**Input:**
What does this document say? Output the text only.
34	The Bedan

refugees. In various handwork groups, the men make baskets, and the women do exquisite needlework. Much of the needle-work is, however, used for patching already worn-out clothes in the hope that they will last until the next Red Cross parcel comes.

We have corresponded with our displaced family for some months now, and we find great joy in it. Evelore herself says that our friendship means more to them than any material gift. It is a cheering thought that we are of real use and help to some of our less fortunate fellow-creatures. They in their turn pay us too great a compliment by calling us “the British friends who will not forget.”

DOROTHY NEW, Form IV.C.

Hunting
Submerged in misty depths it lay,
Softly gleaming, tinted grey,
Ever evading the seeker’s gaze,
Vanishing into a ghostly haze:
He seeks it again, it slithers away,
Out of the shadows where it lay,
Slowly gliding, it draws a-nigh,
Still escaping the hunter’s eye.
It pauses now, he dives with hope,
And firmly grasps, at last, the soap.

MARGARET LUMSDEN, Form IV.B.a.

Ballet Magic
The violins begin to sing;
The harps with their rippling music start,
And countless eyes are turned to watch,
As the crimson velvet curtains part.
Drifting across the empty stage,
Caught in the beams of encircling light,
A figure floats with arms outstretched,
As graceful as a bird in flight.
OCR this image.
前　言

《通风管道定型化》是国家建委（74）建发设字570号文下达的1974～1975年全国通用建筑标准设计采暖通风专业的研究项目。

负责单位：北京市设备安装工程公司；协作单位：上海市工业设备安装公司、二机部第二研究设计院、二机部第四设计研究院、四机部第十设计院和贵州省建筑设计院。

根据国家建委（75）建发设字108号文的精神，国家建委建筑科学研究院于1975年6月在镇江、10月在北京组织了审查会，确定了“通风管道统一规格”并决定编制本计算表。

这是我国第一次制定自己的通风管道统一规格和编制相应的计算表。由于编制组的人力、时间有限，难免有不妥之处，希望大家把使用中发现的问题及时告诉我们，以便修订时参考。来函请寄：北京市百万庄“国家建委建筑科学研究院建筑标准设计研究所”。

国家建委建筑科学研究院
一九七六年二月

**Work to be completed:** Quote each line of the listing above exactly.

**Solution to this problem:**
What does this document say? Output the text only.
34	The Bedan

refugees. In various handwork groups, the men make baskets, and the women do exquisite needlework. Much of the needle-work is, however, used for patching already worn-out clothes in the hope that they will last until the next Red Cross parcel comes.

We have corresponded with our displaced family for some months now, and we find great joy in it. Evelore herself says that our friendship means more to them than any material gift. It is a cheering thought that we are of real use and help to some of our less fortunate fellow-creatures. They in their turn pay us too great a compliment by calling us “the British friends who will not forget.”

DOROTHY NEW, Form IV.C.

Hunting
Submerged in misty depths it lay,
Softly gleaming, tinted grey,
Ever evading the seeker’s gaze,
Vanishing into a ghostly haze:
He seeks it again, it slithers away,
Out of the shadows where it lay,
Slowly gliding, it draws a-nigh,
Still escaping the hunter’s eye.
It pauses now, he dives with hope,
And firmly grasps, at last, the soap.

MARGARET LUMSDEN, Form IV.B.a.

Ballet Magic
The violins begin to sing;
The harps with their rippling music start,
And countless eyes are turned to watch,
As the crimson velvet curtains part.
Drifting across the empty stage,
Caught in the beams of encircling light,
A figure floats with arms outstretched,
As graceful as a bird in flight.
OCR this image.
前　言

《通风管道定型化》是国家建委（74）建发设字570号文下达的1974～1975年全国通用建筑标准设计采暖通风专业的研究项目。

负责单位：北京市设备安装工程公司；协作单位：上海市工业设备安装公司、二机部第二研究设计院、二机部第四设计研究院、四机部第十设计院和贵州省建筑设计院。

根据国家建委（75）建发设字108号文的精神，国家建委建筑科学研究院于1975年6月在镇江、10月在北京组织了审查会，确定了“通风管道统一规格”并决定编制本计算表。

这是我国第一次制定自己的通风管道统一规格和编制相应的计算表。由于编制组的人力、时间有限，难免有不妥之处，希望大家把使用中发现的问题及时告诉我们，以便修订时参考。来函请寄：北京市百万庄“国家建委建筑科学研究院建筑标准设计研究所”。

国家建委建筑科学研究院
一九七六年二月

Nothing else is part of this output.